EXERCISE DETAILS: Filter these entries, keeping only lines that hold the word "color".

Figure record extracts
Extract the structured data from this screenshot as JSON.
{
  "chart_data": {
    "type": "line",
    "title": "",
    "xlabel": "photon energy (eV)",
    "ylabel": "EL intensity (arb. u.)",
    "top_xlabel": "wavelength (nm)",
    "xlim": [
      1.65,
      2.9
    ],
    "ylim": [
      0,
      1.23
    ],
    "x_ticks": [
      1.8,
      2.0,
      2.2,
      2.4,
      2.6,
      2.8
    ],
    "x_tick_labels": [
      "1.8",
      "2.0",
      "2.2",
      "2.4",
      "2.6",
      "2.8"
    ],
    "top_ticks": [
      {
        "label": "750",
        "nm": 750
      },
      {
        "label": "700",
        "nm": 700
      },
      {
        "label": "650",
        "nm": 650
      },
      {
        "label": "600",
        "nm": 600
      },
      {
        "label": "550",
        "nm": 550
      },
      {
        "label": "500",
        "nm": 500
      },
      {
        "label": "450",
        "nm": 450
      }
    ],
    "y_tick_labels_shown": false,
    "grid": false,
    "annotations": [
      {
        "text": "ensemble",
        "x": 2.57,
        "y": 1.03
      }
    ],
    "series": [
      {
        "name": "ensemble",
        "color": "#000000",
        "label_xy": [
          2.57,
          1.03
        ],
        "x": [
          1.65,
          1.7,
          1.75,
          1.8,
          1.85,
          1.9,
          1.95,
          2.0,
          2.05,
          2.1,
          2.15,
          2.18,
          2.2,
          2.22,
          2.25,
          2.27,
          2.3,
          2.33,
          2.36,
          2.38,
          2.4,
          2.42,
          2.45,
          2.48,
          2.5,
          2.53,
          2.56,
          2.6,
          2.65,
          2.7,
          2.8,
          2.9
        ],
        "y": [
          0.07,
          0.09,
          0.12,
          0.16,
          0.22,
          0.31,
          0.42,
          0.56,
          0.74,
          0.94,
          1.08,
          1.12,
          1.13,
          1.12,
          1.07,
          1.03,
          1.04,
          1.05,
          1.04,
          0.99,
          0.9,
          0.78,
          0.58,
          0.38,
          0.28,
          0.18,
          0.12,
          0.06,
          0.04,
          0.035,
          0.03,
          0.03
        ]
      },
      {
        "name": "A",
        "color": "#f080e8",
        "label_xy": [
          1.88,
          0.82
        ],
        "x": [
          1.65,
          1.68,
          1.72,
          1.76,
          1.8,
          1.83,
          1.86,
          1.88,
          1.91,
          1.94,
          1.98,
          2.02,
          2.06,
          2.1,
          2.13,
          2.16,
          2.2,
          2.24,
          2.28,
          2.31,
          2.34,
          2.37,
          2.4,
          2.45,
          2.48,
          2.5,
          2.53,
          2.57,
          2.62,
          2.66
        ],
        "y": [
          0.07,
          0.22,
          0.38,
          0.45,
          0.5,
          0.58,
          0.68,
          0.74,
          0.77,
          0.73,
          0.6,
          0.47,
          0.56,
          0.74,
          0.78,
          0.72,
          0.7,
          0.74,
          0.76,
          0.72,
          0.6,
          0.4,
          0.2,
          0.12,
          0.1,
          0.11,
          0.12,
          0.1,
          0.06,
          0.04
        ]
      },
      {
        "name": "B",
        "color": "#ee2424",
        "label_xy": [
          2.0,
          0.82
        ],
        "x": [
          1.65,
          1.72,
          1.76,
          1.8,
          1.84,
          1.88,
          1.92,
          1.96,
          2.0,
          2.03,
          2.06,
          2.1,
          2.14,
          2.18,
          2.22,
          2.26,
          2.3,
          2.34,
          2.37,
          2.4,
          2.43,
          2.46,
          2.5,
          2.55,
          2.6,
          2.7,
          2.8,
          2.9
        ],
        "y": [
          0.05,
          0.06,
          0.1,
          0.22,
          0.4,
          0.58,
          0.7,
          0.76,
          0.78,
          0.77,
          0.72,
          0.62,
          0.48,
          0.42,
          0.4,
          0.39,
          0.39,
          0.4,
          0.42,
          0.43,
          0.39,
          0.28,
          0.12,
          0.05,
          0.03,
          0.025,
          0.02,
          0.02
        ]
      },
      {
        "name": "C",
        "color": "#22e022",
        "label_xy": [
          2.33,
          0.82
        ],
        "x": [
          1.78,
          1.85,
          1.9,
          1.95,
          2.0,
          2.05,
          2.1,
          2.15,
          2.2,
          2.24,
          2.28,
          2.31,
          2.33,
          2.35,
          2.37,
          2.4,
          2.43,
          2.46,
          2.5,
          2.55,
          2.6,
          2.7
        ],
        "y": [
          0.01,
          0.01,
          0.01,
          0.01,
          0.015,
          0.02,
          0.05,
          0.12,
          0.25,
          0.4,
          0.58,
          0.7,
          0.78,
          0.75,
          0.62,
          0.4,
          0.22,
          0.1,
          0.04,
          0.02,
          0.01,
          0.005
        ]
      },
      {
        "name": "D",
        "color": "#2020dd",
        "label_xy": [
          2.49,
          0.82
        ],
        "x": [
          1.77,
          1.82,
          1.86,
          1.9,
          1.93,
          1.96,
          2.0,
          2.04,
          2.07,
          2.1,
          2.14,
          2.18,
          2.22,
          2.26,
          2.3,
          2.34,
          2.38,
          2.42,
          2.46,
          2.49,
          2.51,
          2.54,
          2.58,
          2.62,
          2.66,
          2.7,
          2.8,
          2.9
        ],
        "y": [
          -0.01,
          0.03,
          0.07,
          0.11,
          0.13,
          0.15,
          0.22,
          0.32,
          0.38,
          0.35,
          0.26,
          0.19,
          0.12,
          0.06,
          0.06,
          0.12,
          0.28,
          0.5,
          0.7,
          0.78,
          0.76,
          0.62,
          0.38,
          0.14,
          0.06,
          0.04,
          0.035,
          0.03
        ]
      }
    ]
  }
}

WRITTEN RESPONSE:
        "color": "#000000",
        "color": "#f080e8",
        "color": "#ee2424",
        "color": "#22e022",
        "color": "#2020dd",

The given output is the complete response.